## Directions
Can you retype every record below exactly as written?

## Entries shown
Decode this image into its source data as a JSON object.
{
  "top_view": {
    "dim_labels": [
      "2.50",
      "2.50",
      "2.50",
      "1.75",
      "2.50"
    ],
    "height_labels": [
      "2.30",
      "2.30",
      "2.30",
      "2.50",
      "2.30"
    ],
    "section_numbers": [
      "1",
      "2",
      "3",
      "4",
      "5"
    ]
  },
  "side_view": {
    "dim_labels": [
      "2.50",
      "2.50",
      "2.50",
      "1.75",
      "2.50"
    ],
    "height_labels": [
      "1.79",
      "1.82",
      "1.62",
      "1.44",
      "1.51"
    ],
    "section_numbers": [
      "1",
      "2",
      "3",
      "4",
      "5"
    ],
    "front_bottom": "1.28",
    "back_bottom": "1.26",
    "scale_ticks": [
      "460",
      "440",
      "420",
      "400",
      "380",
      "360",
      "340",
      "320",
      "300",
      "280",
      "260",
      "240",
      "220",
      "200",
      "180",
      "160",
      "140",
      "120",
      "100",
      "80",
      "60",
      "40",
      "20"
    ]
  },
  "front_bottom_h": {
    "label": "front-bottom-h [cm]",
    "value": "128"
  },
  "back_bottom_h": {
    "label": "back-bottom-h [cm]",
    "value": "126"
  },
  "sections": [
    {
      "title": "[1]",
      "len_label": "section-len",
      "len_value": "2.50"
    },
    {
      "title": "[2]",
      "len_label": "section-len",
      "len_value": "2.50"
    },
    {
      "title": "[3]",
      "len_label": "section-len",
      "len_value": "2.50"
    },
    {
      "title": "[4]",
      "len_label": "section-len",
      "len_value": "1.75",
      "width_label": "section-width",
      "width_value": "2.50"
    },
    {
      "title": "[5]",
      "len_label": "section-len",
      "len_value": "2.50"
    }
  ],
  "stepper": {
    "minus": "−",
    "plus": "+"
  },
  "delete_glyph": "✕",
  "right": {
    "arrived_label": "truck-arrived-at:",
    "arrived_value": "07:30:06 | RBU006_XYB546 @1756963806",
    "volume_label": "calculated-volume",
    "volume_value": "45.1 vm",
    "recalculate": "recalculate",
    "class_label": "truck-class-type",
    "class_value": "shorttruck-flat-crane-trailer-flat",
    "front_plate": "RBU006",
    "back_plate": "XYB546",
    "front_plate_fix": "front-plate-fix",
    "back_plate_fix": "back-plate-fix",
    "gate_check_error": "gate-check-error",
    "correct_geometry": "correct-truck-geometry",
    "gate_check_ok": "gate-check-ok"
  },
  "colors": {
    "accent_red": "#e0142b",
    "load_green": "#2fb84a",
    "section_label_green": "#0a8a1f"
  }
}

## Final result
Decode this image into its source data as a JSON object.
{
  "top_view": {
    "dim_labels": [
      "2.50",
      "2.50",
      "2.50",
      "1.75",
      "2.50"
    ],
    "height_labels": [
      "2.30",
      "2.30",
      "2.30",
      "2.50",
      "2.30"
    ],
    "section_numbers": [
      "1",
      "2",
      "3",
      "4",
      "5"
    ]
  },
  "side_view": {
    "dim_labels": [
      "2.50",
      "2.50",
      "2.50",
      "1.75",
      "2.50"
    ],
    "height_labels": [
      "1.79",
      "1.82",
      "1.62",
      "1.44",
      "1.51"
    ],
    "section_numbers": [
      "1",
      "2",
      "3",
      "4",
      "5"
    ],
    "front_bottom": "1.28",
    "back_bottom": "1.26",
    "scale_ticks": [
      "460",
      "440",
      "420",
      "400",
      "380",
      "360",
      "340",
      "320",
      "300",
      "280",
      "260",
      "240",
      "220",
      "200",
      "180",
      "160",
      "140",
      "120",
      "100",
      "80",
      "60",
      "40",
      "20"
    ]
  },
  "front_bottom_h": {
    "label": "front-bottom-h [cm]",
    "value": "128"
  },
  "back_bottom_h": {
    "label": "back-bottom-h [cm]",
    "value": "126"
  },
  "sections": [
    {
      "title": "[1]",
      "len_label": "section-len",
      "len_value": "2.50"
    },
    {
      "title": "[2]",
      "len_label": "section-len",
      "len_value": "2.50"
    },
    {
      "title": "[3]",
      "len_label": "section-len",
      "len_value": "2.50"
    },
    {
      "title": "[4]",
      "len_label": "section-len",
      "len_value": "1.75",
      "width_label": "section-width",
      "width_value": "2.50"
    },
    {
      "title": "[5]",
      "len_label": "section-len",
      "len_value": "2.50"
    }
  ],
  "stepper": {
    "minus": "−",
    "plus": "+"
  },
  "delete_glyph": "✕",
  "right": {
    "arrived_label": "truck-arrived-at:",
    "arrived_value": "07:30:06 | RBU006_XYB546 @1756963806",
    "volume_label": "calculated-volume",
    "volume_value": "45.1 vm",
    "recalculate": "recalculate",
    "class_label": "truck-class-type",
    "class_value": "shorttruck-flat-crane-trailer-flat",
    "front_plate": "RBU006",
    "back_plate": "XYB546",
    "front_plate_fix": "front-plate-fix",
    "back_plate_fix": "back-plate-fix",
    "gate_check_error": "gate-check-error",
    "correct_geometry": "correct-truck-geometry",
    "gate_check_ok": "gate-check-ok"
  },
  "colors": {
    "accent_red": "#e0142b",
    "load_green": "#2fb84a",
    "section_label_green": "#0a8a1f"
  }
}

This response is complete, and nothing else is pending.